> _Exercise_
Set the data down again, exactly as it reads, but without the pictures.
= = = =
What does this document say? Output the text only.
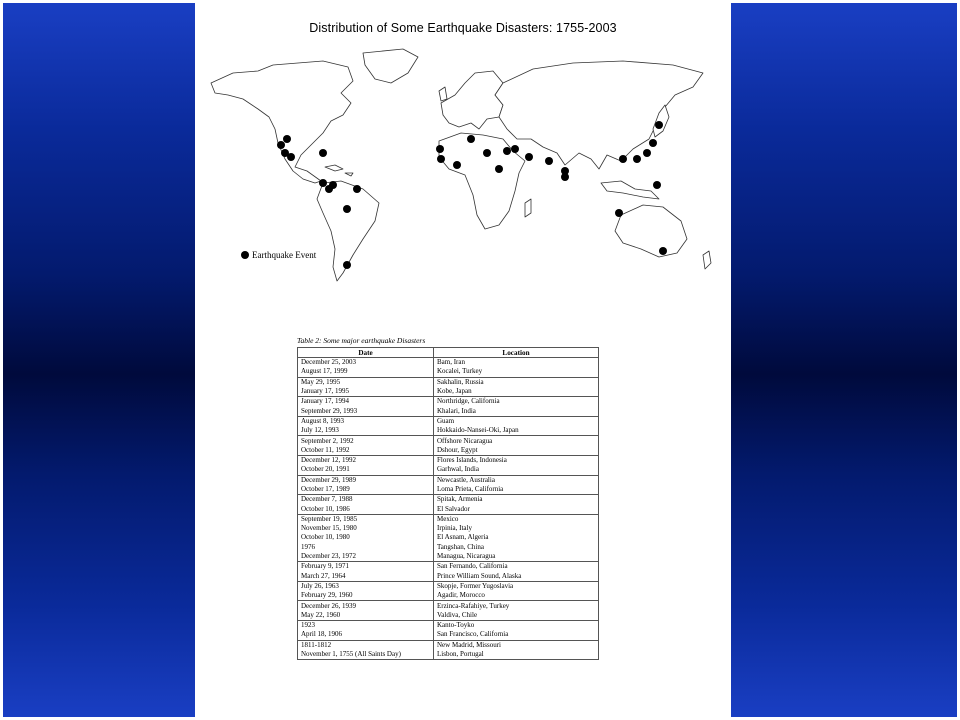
Distribution of Some Earthquake Disasters: 1755-2003
Earthquake Event
Table 2: Some major earthquake Disasters
Date	Location
December 25, 2003	Bam, Iran
August 17, 1999	Kocalei, Turkey
May 29, 1995	Sakhalin, Russia
January 17, 1995	Kobe, Japan
January 17, 1994	Northridge, California
September 29, 1993	Khalari, India
August 8, 1993	Guam
July 12, 1993	Hokkaido-Nansei-Oki, Japan
September 2, 1992	Offshore Nicaragua
October 11, 1992	Dshour, Egypt
December 12, 1992	Flores Islands, Indonesia
October 20, 1991	Garhwal, India
December 29, 1989	Newcastle, Australia
October 17, 1989	Loma Prieta, California
December 7, 1988	Spitak, Armenia
October 10, 1986	El Salvador
September 19, 1985	Mexico
November 15, 1980	Irpinia, Italy
October 10, 1980	El Asnam, Algeria
1976	Tangshan, China
December 23, 1972	Managua, Nicaragua
February 9, 1971	San Fernando, California
March 27, 1964	Prince William Sound, Alaska
July 26, 1963	Skopje, Former Yugoslavia
February 29, 1960	Agadir, Morocco
December 26, 1939	Erzinca-Rafahiye, Turkey
May 22, 1960	Valdiva, Chile
1923	Kanto-Toyko
April 18, 1906	San Francisco, California
1811-1812	New Madrid, Missouri
November 1, 1755 (All Saints Day)	Lisbon, Portugal
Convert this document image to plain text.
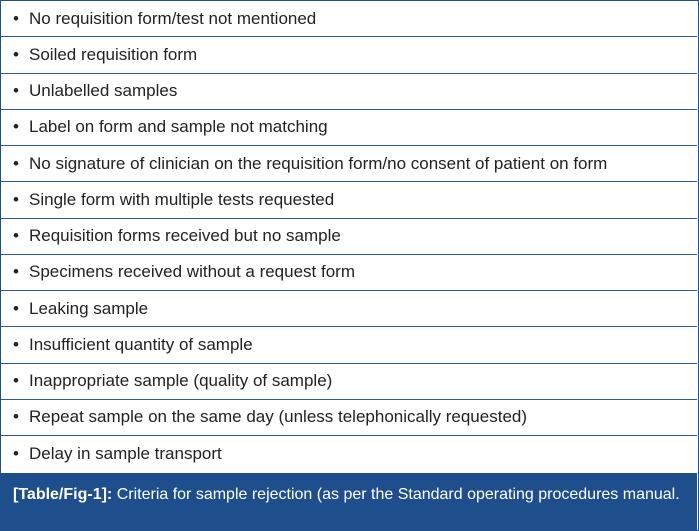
• No requisition form/test not mentioned
• Soiled requisition form
• Unlabelled samples
• Label on form and sample not matching
• No signature of clinician on the requisition form/no consent of patient on form
• Single form with multiple tests requested
• Requisition forms received but no sample
• Specimens received without a request form
• Leaking sample
• Insufficient quantity of sample
• Inappropriate sample (quality of sample)
• Repeat sample on the same day (unless telephonically requested)
• Delay in sample transport
[Table/Fig-1]: Criteria for sample rejection (as per the Standard operating procedures manual.
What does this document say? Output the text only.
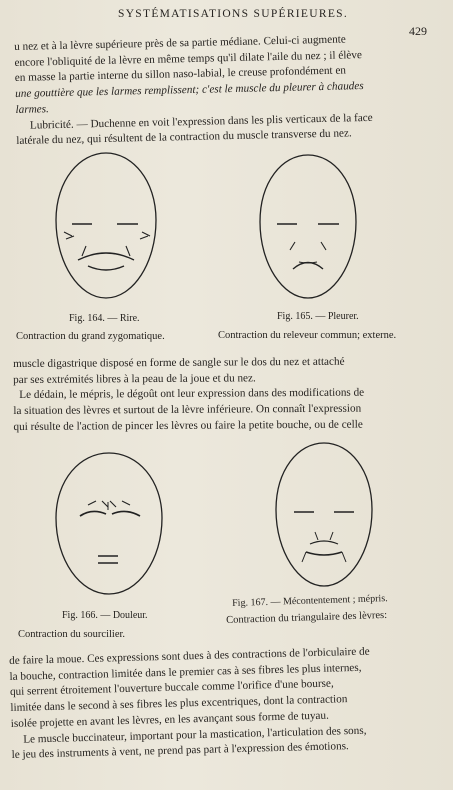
SYSTÉMATISATIONS SUPÉRIEURES.
429
u nez et à la lèvre supérieure près de sa partie médiane. Celui-ci augmente
encore l'obliquité de la lèvre en même temps qu'il dilate l'aile du nez ; il élève
en masse la partie interne du sillon naso-labial, le creuse profondément en
une gouttière que les larmes remplissent; c'est le muscle du pleurer à chaudes
larmes.
Lubricité. — Duchenne en voit l'expression dans les plis verticaux de la face
latérale du nez, qui résultent de la contraction du muscle transverse du nez.
Fig. 164. — Rire.	Fig. 165. — Pleurer.
Contraction du grand zygomatique.	Contraction du releveur commun; externe.
muscle digastrique disposé en forme de sangle sur le dos du nez et attaché
par ses extrémités libres à la peau de la joue et du nez.
Le dédain, le mépris, le dégoût ont leur expression dans des modifications de
la situation des lèvres et surtout de la lèvre inférieure. On connaît l'expression
qui résulte de l'action de pincer les lèvres ou faire la petite bouche, ou de celle
Fig. 166. — Douleur.
Fig. 167. — Mécontentement ; mépris.
Contraction du sourcilier.
Contraction du triangulaire des lèvres:
de faire la moue. Ces expressions sont dues à des contractions de l'orbiculaire de
la bouche, contraction limitée dans le premier cas à ses fibres les plus internes,
qui serrent étroitement l'ouverture buccale comme l'orifice d'une bourse,
limitée dans le second à ses fibres les plus excentriques, dont la contraction
isolée projette en avant les lèvres, en les avançant sous forme de tuyau.
Le muscle buccinateur, important pour la mastication, l'articulation des sons,
le jeu des instruments à vent, ne prend pas part à l'expression des émotions.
= = = =
> _Finished exercise_
What does this document say? Output the text only.
Distribution of Some Earthquake Disasters: 1755-2003
Earthquake Event
Table 2: Some major earthquake Disasters
Date	Location
December 25, 2003	Bam, Iran
August 17, 1999	Kocalei, Turkey
May 29, 1995	Sakhalin, Russia
January 17, 1995	Kobe, Japan
January 17, 1994	Northridge, California
September 29, 1993	Khalari, India
August 8, 1993	Guam
July 12, 1993	Hokkaido-Nansei-Oki, Japan
September 2, 1992	Offshore Nicaragua
October 11, 1992	Dshour, Egypt
December 12, 1992	Flores Islands, Indonesia
October 20, 1991	Garhwal, India
December 29, 1989	Newcastle, Australia
October 17, 1989	Loma Prieta, California
December 7, 1988	Spitak, Armenia
October 10, 1986	El Salvador
September 19, 1985	Mexico
November 15, 1980	Irpinia, Italy
October 10, 1980	El Asnam, Algeria
1976	Tangshan, China
December 23, 1972	Managua, Nicaragua
February 9, 1971	San Fernando, California
March 27, 1964	Prince William Sound, Alaska
July 26, 1963	Skopje, Former Yugoslavia
February 29, 1960	Agadir, Morocco
December 26, 1939	Erzinca-Rafahiye, Turkey
May 22, 1960	Valdiva, Chile
1923	Kanto-Toyko
April 18, 1906	San Francisco, California
1811-1812	New Madrid, Missouri
November 1, 1755 (All Saints Day)	Lisbon, Portugal
Convert this document image to plain text.
• No requisition form/test not mentioned
• Soiled requisition form
• Unlabelled samples
• Label on form and sample not matching
• No signature of clinician on the requisition form/no consent of patient on form
• Single form with multiple tests requested
• Requisition forms received but no sample
• Specimens received without a request form
• Leaking sample
• Insufficient quantity of sample
• Inappropriate sample (quality of sample)
• Repeat sample on the same day (unless telephonically requested)
• Delay in sample transport
[Table/Fig-1]: Criteria for sample rejection (as per the Standard operating procedures manual.
What does this document say? Output the text only.
SYSTÉMATISATIONS SUPÉRIEURES.
429
u nez et à la lèvre supérieure près de sa partie médiane. Celui-ci augmente
encore l'obliquité de la lèvre en même temps qu'il dilate l'aile du nez ; il élève
en masse la partie interne du sillon naso-labial, le creuse profondément en
une gouttière que les larmes remplissent; c'est le muscle du pleurer à chaudes
larmes.
Lubricité. — Duchenne en voit l'expression dans les plis verticaux de la face
latérale du nez, qui résultent de la contraction du muscle transverse du nez.
Fig. 164. — Rire.	Fig. 165. — Pleurer.
Contraction du grand zygomatique.	Contraction du releveur commun; externe.
muscle digastrique disposé en forme de sangle sur le dos du nez et attaché
par ses extrémités libres à la peau de la joue et du nez.
Le dédain, le mépris, le dégoût ont leur expression dans des modifications de
la situation des lèvres et surtout de la lèvre inférieure. On connaît l'expression
qui résulte de l'action de pincer les lèvres ou faire la petite bouche, ou de celle
Fig. 166. — Douleur.
Fig. 167. — Mécontentement ; mépris.
Contraction du sourcilier.
Contraction du triangulaire des lèvres:
de faire la moue. Ces expressions sont dues à des contractions de l'orbiculaire de
la bouche, contraction limitée dans le premier cas à ses fibres les plus internes,
qui serrent étroitement l'ouverture buccale comme l'orifice d'une bourse,
limitée dans le second à ses fibres les plus excentriques, dont la contraction
isolée projette en avant les lèvres, en les avançant sous forme de tuyau.
Le muscle buccinateur, important pour la mastication, l'articulation des sons,
le jeu des instruments à vent, ne prend pas part à l'expression des émotions.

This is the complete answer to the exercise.